## RECORDED INFORMATION
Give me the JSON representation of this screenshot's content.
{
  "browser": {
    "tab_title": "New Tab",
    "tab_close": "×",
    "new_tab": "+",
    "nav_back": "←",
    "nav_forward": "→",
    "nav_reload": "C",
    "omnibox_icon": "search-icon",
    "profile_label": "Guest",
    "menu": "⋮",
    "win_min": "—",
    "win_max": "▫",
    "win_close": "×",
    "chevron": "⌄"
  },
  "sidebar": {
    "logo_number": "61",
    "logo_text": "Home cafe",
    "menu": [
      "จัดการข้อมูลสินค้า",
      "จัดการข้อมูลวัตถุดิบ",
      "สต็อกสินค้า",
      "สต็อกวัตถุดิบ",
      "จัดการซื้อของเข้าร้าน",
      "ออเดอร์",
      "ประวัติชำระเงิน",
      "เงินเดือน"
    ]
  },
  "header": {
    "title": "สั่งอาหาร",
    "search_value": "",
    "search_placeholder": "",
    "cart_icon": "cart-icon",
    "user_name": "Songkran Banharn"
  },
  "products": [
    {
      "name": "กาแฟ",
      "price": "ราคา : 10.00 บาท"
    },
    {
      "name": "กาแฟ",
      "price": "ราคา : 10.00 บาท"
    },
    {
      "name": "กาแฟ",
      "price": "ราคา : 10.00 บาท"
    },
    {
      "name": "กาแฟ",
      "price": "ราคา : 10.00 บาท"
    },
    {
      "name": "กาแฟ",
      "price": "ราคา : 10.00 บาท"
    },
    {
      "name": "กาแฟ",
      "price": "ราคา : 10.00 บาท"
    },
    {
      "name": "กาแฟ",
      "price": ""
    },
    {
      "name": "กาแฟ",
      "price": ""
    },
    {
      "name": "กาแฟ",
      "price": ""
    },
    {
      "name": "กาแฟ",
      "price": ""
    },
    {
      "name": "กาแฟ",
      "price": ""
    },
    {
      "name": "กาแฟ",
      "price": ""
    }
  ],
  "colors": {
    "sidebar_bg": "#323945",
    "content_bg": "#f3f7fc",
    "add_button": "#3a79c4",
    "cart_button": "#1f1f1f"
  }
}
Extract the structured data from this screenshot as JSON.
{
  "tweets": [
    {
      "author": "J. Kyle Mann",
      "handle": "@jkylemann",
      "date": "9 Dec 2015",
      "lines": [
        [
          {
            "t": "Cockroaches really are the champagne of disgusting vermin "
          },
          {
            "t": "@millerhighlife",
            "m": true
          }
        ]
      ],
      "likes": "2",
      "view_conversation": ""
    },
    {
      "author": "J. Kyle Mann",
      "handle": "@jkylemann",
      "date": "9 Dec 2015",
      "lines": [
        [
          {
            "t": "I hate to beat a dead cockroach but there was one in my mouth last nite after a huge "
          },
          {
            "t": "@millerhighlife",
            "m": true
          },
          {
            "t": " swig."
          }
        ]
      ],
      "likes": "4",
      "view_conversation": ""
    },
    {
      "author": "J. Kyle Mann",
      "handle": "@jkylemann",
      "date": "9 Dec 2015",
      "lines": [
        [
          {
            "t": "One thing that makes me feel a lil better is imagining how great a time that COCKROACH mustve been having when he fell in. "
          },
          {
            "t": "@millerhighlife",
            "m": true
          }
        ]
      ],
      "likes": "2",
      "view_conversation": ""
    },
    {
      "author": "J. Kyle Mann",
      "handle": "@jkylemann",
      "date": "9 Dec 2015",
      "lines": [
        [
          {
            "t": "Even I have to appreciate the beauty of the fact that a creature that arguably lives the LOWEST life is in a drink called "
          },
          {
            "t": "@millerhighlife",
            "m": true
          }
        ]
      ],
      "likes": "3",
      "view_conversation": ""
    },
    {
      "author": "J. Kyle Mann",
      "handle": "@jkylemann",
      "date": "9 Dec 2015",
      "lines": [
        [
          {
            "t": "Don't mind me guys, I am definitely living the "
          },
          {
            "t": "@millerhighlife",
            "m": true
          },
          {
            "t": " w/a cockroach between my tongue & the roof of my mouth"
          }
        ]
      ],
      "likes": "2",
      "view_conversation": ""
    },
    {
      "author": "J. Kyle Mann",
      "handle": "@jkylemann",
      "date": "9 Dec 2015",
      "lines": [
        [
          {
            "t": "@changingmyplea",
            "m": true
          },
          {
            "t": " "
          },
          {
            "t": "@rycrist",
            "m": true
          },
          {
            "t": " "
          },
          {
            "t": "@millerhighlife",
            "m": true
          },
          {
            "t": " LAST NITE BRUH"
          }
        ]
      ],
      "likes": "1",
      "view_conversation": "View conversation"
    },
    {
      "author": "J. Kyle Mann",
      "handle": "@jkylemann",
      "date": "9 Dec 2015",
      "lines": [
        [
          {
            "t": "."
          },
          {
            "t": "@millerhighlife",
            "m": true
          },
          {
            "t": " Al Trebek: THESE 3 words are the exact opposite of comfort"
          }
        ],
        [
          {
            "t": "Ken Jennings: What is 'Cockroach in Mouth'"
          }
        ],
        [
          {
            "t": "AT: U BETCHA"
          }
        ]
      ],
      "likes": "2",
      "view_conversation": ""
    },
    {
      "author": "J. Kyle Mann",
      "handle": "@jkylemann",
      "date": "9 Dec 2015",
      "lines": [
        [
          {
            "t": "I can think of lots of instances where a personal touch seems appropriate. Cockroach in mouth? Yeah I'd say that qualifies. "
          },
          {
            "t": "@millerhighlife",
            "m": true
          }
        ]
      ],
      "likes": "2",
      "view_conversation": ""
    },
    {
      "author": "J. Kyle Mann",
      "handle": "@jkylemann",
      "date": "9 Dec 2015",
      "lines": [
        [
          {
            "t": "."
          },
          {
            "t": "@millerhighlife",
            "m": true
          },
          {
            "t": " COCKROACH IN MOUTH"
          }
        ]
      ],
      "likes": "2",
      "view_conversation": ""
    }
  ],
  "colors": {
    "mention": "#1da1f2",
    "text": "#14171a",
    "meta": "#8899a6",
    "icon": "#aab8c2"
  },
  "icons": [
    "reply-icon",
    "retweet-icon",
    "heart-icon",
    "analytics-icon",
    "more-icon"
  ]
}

## TASK STATEMENT
Print the whole listing exactly as it is.

## SOLUTION TO THE EXERCISE
Give me the JSON representation of this screenshot's content.
{
  "browser": {
    "tab_title": "New Tab",
    "tab_close": "×",
    "new_tab": "+",
    "nav_back": "←",
    "nav_forward": "→",
    "nav_reload": "C",
    "omnibox_icon": "search-icon",
    "profile_label": "Guest",
    "menu": "⋮",
    "win_min": "—",
    "win_max": "▫",
    "win_close": "×",
    "chevron": "⌄"
  },
  "sidebar": {
    "logo_number": "61",
    "logo_text": "Home cafe",
    "menu": [
      "จัดการข้อมูลสินค้า",
      "จัดการข้อมูลวัตถุดิบ",
      "สต็อกสินค้า",
      "สต็อกวัตถุดิบ",
      "จัดการซื้อของเข้าร้าน",
      "ออเดอร์",
      "ประวัติชำระเงิน",
      "เงินเดือน"
    ]
  },
  "header": {
    "title": "สั่งอาหาร",
    "search_value": "",
    "search_placeholder": "",
    "cart_icon": "cart-icon",
    "user_name": "Songkran Banharn"
  },
  "products": [
    {
      "name": "กาแฟ",
      "price": "ราคา : 10.00 บาท"
    },
    {
      "name": "กาแฟ",
      "price": "ราคา : 10.00 บาท"
    },
    {
      "name": "กาแฟ",
      "price": "ราคา : 10.00 บาท"
    },
    {
      "name": "กาแฟ",
      "price": "ราคา : 10.00 บาท"
    },
    {
      "name": "กาแฟ",
      "price": "ราคา : 10.00 บาท"
    },
    {
      "name": "กาแฟ",
      "price": "ราคา : 10.00 บาท"
    },
    {
      "name": "กาแฟ",
      "price": ""
    },
    {
      "name": "กาแฟ",
      "price": ""
    },
    {
      "name": "กาแฟ",
      "price": ""
    },
    {
      "name": "กาแฟ",
      "price": ""
    },
    {
      "name": "กาแฟ",
      "price": ""
    },
    {
      "name": "กาแฟ",
      "price": ""
    }
  ],
  "colors": {
    "sidebar_bg": "#323945",
    "content_bg": "#f3f7fc",
    "add_button": "#3a79c4",
    "cart_button": "#1f1f1f"
  }
}
Extract the structured data from this screenshot as JSON.
{
  "tweets": [
    {
      "author": "J. Kyle Mann",
      "handle": "@jkylemann",
      "date": "9 Dec 2015",
      "lines": [
        [
          {
            "t": "Cockroaches really are the champagne of disgusting vermin "
          },
          {
            "t": "@millerhighlife",
            "m": true
          }
        ]
      ],
      "likes": "2",
      "view_conversation": ""
    },
    {
      "author": "J. Kyle Mann",
      "handle": "@jkylemann",
      "date": "9 Dec 2015",
      "lines": [
        [
          {
            "t": "I hate to beat a dead cockroach but there was one in my mouth last nite after a huge "
          },
          {
            "t": "@millerhighlife",
            "m": true
          },
          {
            "t": " swig."
          }
        ]
      ],
      "likes": "4",
      "view_conversation": ""
    },
    {
      "author": "J. Kyle Mann",
      "handle": "@jkylemann",
      "date": "9 Dec 2015",
      "lines": [
        [
          {
            "t": "One thing that makes me feel a lil better is imagining how great a time that COCKROACH mustve been having when he fell in. "
          },
          {
            "t": "@millerhighlife",
            "m": true
          }
        ]
      ],
      "likes": "2",
      "view_conversation": ""
    },
    {
      "author": "J. Kyle Mann",
      "handle": "@jkylemann",
      "date": "9 Dec 2015",
      "lines": [
        [
          {
            "t": "Even I have to appreciate the beauty of the fact that a creature that arguably lives the LOWEST life is in a drink called "
          },
          {
            "t": "@millerhighlife",
            "m": true
          }
        ]
      ],
      "likes": "3",
      "view_conversation": ""
    },
    {
      "author": "J. Kyle Mann",
      "handle": "@jkylemann",
      "date": "9 Dec 2015",
      "lines": [
        [
          {
            "t": "Don't mind me guys, I am definitely living the "
          },
          {
            "t": "@millerhighlife",
            "m": true
          },
          {
            "t": " w/a cockroach between my tongue & the roof of my mouth"
          }
        ]
      ],
      "likes": "2",
      "view_conversation": ""
    },
    {
      "author": "J. Kyle Mann",
      "handle": "@jkylemann",
      "date": "9 Dec 2015",
      "lines": [
        [
          {
            "t": "@changingmyplea",
            "m": true
          },
          {
            "t": " "
          },
          {
            "t": "@rycrist",
            "m": true
          },
          {
            "t": " "
          },
          {
            "t": "@millerhighlife",
            "m": true
          },
          {
            "t": " LAST NITE BRUH"
          }
        ]
      ],
      "likes": "1",
      "view_conversation": "View conversation"
    },
    {
      "author": "J. Kyle Mann",
      "handle": "@jkylemann",
      "date": "9 Dec 2015",
      "lines": [
        [
          {
            "t": "."
          },
          {
            "t": "@millerhighlife",
            "m": true
          },
          {
            "t": " Al Trebek: THESE 3 words are the exact opposite of comfort"
          }
        ],
        [
          {
            "t": "Ken Jennings: What is 'Cockroach in Mouth'"
          }
        ],
        [
          {
            "t": "AT: U BETCHA"
          }
        ]
      ],
      "likes": "2",
      "view_conversation": ""
    },
    {
      "author": "J. Kyle Mann",
      "handle": "@jkylemann",
      "date": "9 Dec 2015",
      "lines": [
        [
          {
            "t": "I can think of lots of instances where a personal touch seems appropriate. Cockroach in mouth? Yeah I'd say that qualifies. "
          },
          {
            "t": "@millerhighlife",
            "m": true
          }
        ]
      ],
      "likes": "2",
      "view_conversation": ""
    },
    {
      "author": "J. Kyle Mann",
      "handle": "@jkylemann",
      "date": "9 Dec 2015",
      "lines": [
        [
          {
            "t": "."
          },
          {
            "t": "@millerhighlife",
            "m": true
          },
          {
            "t": " COCKROACH IN MOUTH"
          }
        ]
      ],
      "likes": "2",
      "view_conversation": ""
    }
  ],
  "colors": {
    "mention": "#1da1f2",
    "text": "#14171a",
    "meta": "#8899a6",
    "icon": "#aab8c2"
  },
  "icons": [
    "reply-icon",
    "retweet-icon",
    "heart-icon",
    "analytics-icon",
    "more-icon"
  ]
}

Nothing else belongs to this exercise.